-- start AVAILABLE DATA --

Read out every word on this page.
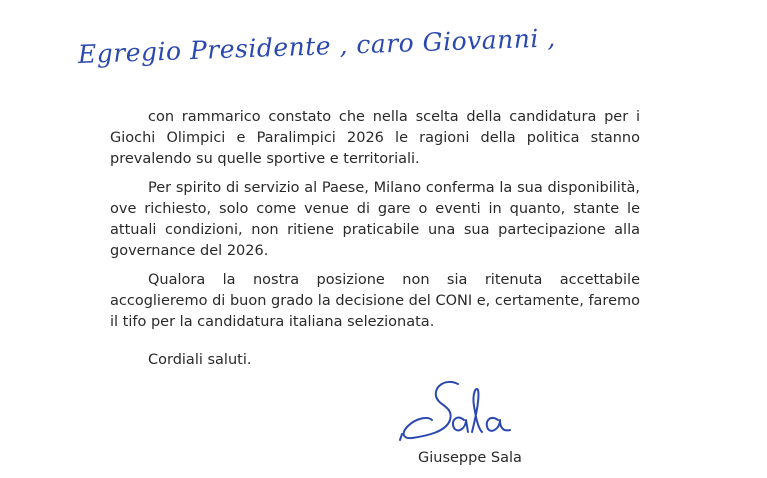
Egregio Presidente , caro Giovanni ,

con rammarico constato che nella scelta della candidatura per i Giochi Olimpici e Paralimpici 2026 le ragioni della politica stanno prevalendo su quelle sportive e territoriali.

Per spirito di servizio al Paese, Milano conferma la sua disponibilità, ove richiesto, solo come venue di gare o eventi in quanto, stante le attuali condizioni, non ritiene praticabile una sua partecipazione alla governance del 2026.

Qualora la nostra posizione non sia ritenuta accettabile accoglieremo di buon grado la decisione del CONI e, certamente, faremo il tifo per la candidatura italiana selezionata.

Cordiali saluti.

Giuseppe Sala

-- end AVAILABLE DATA --

** WHAT YOU ARE ASKED TO DO **
All of the entries need to be transcribed word for word; pictures are left out.

** RESPONSE **
Read out every word on this page.
Egregio Presidente , caro Giovanni ,

con rammarico constato che nella scelta della candidatura per i Giochi Olimpici e Paralimpici 2026 le ragioni della politica stanno prevalendo su quelle sportive e territoriali.

Per spirito di servizio al Paese, Milano conferma la sua disponibilità, ove richiesto, solo come venue di gare o eventi in quanto, stante le attuali condizioni, non ritiene praticabile una sua partecipazione alla governance del 2026.

Qualora la nostra posizione non sia ritenuta accettabile accoglieremo di buon grado la decisione del CONI e, certamente, faremo il tifo per la candidatura italiana selezionata.

Cordiali saluti.

Giuseppe Sala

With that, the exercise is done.